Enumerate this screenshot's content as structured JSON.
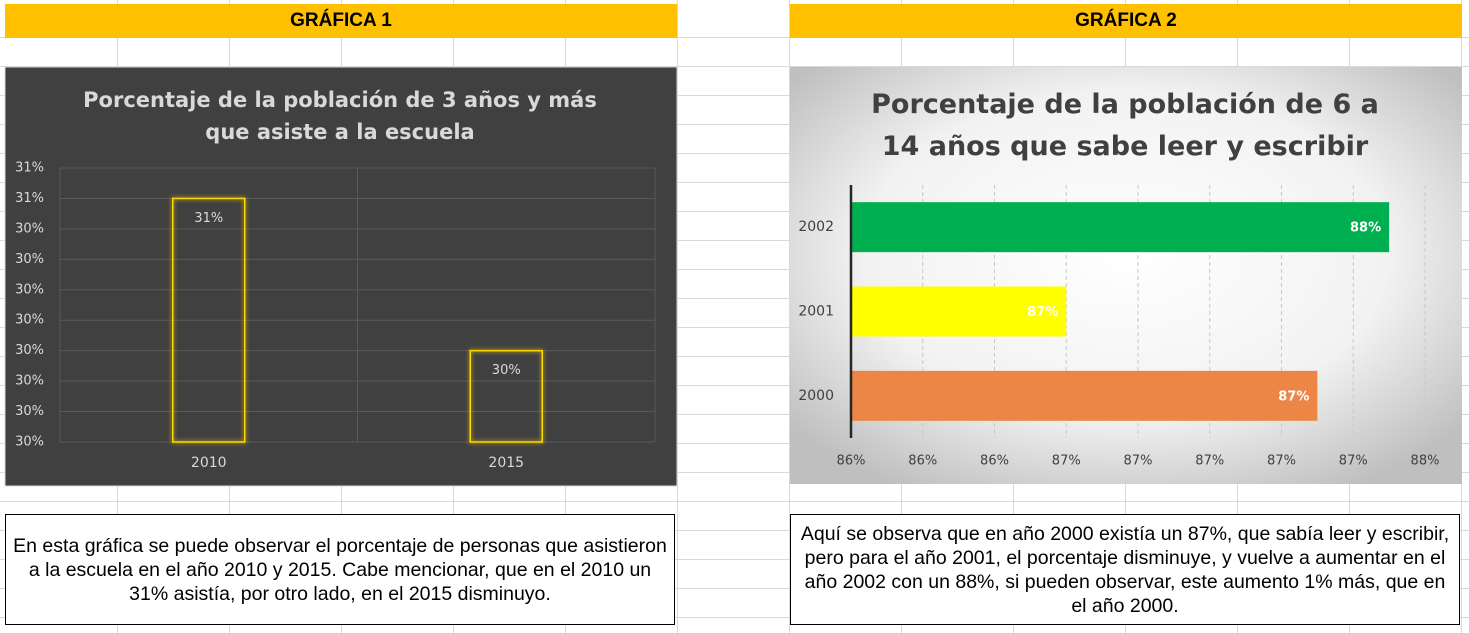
{
  "headers": [
    "GRÁFICA 1",
    "GRÁFICA 2"
  ],
  "chart_data": [
    {
      "type": "bar",
      "title": "Porcentaje de la población de 3 años y más que asiste a la escuela",
      "categories": [
        "2010",
        "2015"
      ],
      "values": [
        30.5,
        30.25
      ],
      "value_labels": [
        "31%",
        "30%"
      ],
      "color": "#ffd700",
      "background": "#404040",
      "ylim": [
        30.1,
        30.55
      ],
      "yticks": [
        {
          "value": 30.1,
          "label": "30%"
        },
        {
          "value": 30.15,
          "label": "30%"
        },
        {
          "value": 30.2,
          "label": "30%"
        },
        {
          "value": 30.25,
          "label": "30%"
        },
        {
          "value": 30.3,
          "label": "30%"
        },
        {
          "value": 30.35,
          "label": "30%"
        },
        {
          "value": 30.4,
          "label": "30%"
        },
        {
          "value": 30.45,
          "label": "30%"
        },
        {
          "value": 30.5,
          "label": "31%"
        },
        {
          "value": 30.55,
          "label": "31%"
        }
      ],
      "grid": true
    },
    {
      "type": "barh",
      "title": "Porcentaje de la población de 6 a 14 años que sabe leer y escribir",
      "categories": [
        "2000",
        "2001",
        "2002"
      ],
      "values": [
        87.3,
        86.6,
        87.5
      ],
      "value_labels": [
        "87%",
        "87%",
        "88%"
      ],
      "colors": [
        "#eb8647",
        "#ffff00",
        "#00b050"
      ],
      "xlim": [
        86,
        87.6
      ],
      "xticks": [
        {
          "value": 86,
          "label": "86%"
        },
        {
          "value": 86.2,
          "label": "86%"
        },
        {
          "value": 86.4,
          "label": "86%"
        },
        {
          "value": 86.6,
          "label": "87%"
        },
        {
          "value": 86.8,
          "label": "87%"
        },
        {
          "value": 87,
          "label": "87%"
        },
        {
          "value": 87.2,
          "label": "87%"
        },
        {
          "value": 87.4,
          "label": "87%"
        },
        {
          "value": 87.6,
          "label": "88%"
        }
      ],
      "grid": true
    }
  ],
  "notes": [
    "En esta gráfica se puede observar el porcentaje de personas que asistieron a la escuela en el año 2010 y 2015. Cabe mencionar, que en el 2010 un 31% asistía, por otro lado, en el 2015 disminuyo.",
    "Aquí se observa  que en año 2000 existía un 87%, que sabía leer y escribir, pero para el año 2001, el porcentaje disminuye, y vuelve a aumentar en el año 2002 con un 88%, si pueden observar, este aumento 1%  más, que en el año 2000."
  ]
}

▶ What the exercise asks:
Every line that holds the word "observar" should be extracted.

▶ Exercise output:
    "En esta gráfica se puede observar el porcentaje de personas que asistieron a la escuela en el año 2010 y 2015. Cabe mencionar, que en el 2010 un 31% asistía, por otro lado, en el 2015 disminuyo.",
    "Aquí se observa  que en año 2000 existía un 87%, que sabía leer y escribir, pero para el año 2001, el porcentaje disminuye, y vuelve a aumentar en el año 2002 con un 88%, si pueden observar, este aumento 1%  más, que en el año 2000."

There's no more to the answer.